Given instruction:
Reproduce every line of the records below word for word, omitting the pictures.

[start of Record list]

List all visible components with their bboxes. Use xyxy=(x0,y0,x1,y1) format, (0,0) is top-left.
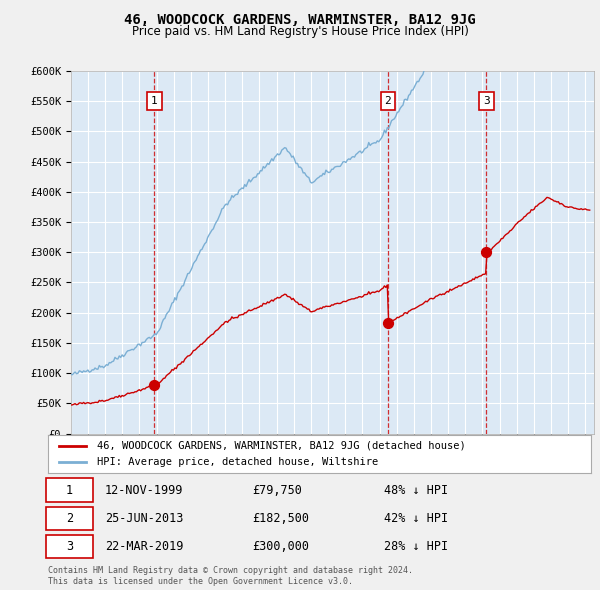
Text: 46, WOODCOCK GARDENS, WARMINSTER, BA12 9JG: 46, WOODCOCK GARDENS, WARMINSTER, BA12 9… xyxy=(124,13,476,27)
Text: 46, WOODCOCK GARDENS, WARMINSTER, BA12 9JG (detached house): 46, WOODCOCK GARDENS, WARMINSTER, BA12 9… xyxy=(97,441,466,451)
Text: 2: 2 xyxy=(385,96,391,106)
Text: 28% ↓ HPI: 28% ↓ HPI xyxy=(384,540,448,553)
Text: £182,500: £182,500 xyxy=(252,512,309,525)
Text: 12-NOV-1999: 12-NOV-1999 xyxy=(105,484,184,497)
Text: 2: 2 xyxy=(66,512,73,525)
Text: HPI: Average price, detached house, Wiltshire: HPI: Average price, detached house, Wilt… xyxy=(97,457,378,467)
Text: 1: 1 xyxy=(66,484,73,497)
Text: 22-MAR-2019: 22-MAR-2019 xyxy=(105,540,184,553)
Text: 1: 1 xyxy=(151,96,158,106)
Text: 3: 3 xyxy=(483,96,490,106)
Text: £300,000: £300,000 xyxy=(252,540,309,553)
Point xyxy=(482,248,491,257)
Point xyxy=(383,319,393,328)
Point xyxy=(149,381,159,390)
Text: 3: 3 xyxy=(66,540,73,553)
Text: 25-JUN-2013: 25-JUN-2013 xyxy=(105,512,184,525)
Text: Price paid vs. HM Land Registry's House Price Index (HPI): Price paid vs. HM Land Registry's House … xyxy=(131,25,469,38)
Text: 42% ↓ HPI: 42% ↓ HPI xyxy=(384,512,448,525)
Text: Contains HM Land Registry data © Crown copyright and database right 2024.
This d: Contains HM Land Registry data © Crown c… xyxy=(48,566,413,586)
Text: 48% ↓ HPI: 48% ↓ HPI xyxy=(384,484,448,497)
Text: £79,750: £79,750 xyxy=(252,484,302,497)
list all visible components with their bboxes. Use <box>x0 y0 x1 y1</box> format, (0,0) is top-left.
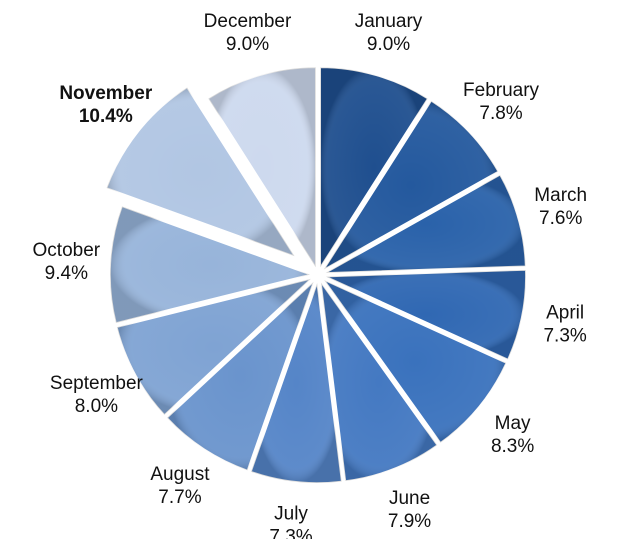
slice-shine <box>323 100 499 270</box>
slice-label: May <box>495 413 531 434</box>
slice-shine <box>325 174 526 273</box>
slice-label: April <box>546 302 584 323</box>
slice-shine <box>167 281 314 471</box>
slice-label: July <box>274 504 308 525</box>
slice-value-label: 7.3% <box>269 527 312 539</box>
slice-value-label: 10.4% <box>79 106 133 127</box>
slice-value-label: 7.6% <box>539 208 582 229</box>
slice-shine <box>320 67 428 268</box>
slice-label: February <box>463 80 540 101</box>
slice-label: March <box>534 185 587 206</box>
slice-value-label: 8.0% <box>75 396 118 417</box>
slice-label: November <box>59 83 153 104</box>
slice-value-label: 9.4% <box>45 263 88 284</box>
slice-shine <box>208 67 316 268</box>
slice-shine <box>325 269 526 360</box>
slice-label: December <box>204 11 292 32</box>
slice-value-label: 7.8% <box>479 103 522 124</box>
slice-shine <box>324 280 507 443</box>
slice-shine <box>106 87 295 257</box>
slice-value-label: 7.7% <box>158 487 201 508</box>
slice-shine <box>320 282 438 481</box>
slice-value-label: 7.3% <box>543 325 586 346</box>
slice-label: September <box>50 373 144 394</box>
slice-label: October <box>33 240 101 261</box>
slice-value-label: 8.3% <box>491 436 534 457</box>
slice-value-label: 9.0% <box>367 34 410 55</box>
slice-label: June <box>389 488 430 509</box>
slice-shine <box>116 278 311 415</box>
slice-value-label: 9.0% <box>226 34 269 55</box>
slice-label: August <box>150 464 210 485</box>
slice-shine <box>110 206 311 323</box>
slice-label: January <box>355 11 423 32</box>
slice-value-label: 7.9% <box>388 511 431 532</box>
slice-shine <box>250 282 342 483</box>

[end of Record list]

Finished answer:
List all visible components with their bboxes. Use xyxy=(x0,y0,x1,y1) format, (0,0) is top-left.
Text: 46, WOODCOCK GARDENS, WARMINSTER, BA12 9JG: 46, WOODCOCK GARDENS, WARMINSTER, BA12 9… xyxy=(124,13,476,27)
Text: 46, WOODCOCK GARDENS, WARMINSTER, BA12 9JG (detached house): 46, WOODCOCK GARDENS, WARMINSTER, BA12 9… xyxy=(97,441,466,451)
Text: 2: 2 xyxy=(385,96,391,106)
Text: 28% ↓ HPI: 28% ↓ HPI xyxy=(384,540,448,553)
Text: £182,500: £182,500 xyxy=(252,512,309,525)
Text: 12-NOV-1999: 12-NOV-1999 xyxy=(105,484,184,497)
Text: 2: 2 xyxy=(66,512,73,525)
Text: HPI: Average price, detached house, Wiltshire: HPI: Average price, detached house, Wilt… xyxy=(97,457,378,467)
Text: 1: 1 xyxy=(66,484,73,497)
Text: 22-MAR-2019: 22-MAR-2019 xyxy=(105,540,184,553)
Text: 1: 1 xyxy=(151,96,158,106)
Text: 3: 3 xyxy=(483,96,490,106)
Text: £300,000: £300,000 xyxy=(252,540,309,553)
Point xyxy=(482,248,491,257)
Point xyxy=(383,319,393,328)
Point xyxy=(149,381,159,390)
Text: 3: 3 xyxy=(66,540,73,553)
Text: 25-JUN-2013: 25-JUN-2013 xyxy=(105,512,184,525)
Text: Price paid vs. HM Land Registry's House Price Index (HPI): Price paid vs. HM Land Registry's House … xyxy=(131,25,469,38)
Text: 42% ↓ HPI: 42% ↓ HPI xyxy=(384,512,448,525)
Text: Contains HM Land Registry data © Crown copyright and database right 2024.
This d: Contains HM Land Registry data © Crown c… xyxy=(48,566,413,586)
Text: 48% ↓ HPI: 48% ↓ HPI xyxy=(384,484,448,497)
Text: £79,750: £79,750 xyxy=(252,484,302,497)
list all visible components with their bboxes. Use <box>x0 y0 x1 y1</box> format, (0,0) is top-left.
slice-shine <box>323 100 499 270</box>
slice-label: May <box>495 413 531 434</box>
slice-shine <box>325 174 526 273</box>
slice-label: April <box>546 302 584 323</box>
slice-shine <box>167 281 314 471</box>
slice-label: July <box>274 504 308 525</box>
slice-value-label: 7.3% <box>269 527 312 539</box>
slice-value-label: 10.4% <box>79 106 133 127</box>
slice-value-label: 7.6% <box>539 208 582 229</box>
slice-shine <box>320 67 428 268</box>
slice-label: February <box>463 80 540 101</box>
slice-label: March <box>534 185 587 206</box>
slice-value-label: 8.0% <box>75 396 118 417</box>
slice-label: November <box>59 83 153 104</box>
slice-value-label: 9.4% <box>45 263 88 284</box>
slice-shine <box>208 67 316 268</box>
slice-shine <box>325 269 526 360</box>
slice-label: December <box>204 11 292 32</box>
slice-value-label: 7.8% <box>479 103 522 124</box>
slice-shine <box>324 280 507 443</box>
slice-shine <box>106 87 295 257</box>
slice-value-label: 7.7% <box>158 487 201 508</box>
slice-shine <box>320 282 438 481</box>
slice-value-label: 7.3% <box>543 325 586 346</box>
slice-label: September <box>50 373 144 394</box>
slice-label: October <box>33 240 101 261</box>
slice-value-label: 8.3% <box>491 436 534 457</box>
slice-value-label: 9.0% <box>367 34 410 55</box>
slice-label: June <box>389 488 430 509</box>
slice-shine <box>116 278 311 415</box>
slice-value-label: 9.0% <box>226 34 269 55</box>
slice-label: August <box>150 464 210 485</box>
slice-shine <box>110 206 311 323</box>
slice-label: January <box>355 11 423 32</box>
slice-value-label: 7.9% <box>388 511 431 532</box>
slice-shine <box>250 282 342 483</box>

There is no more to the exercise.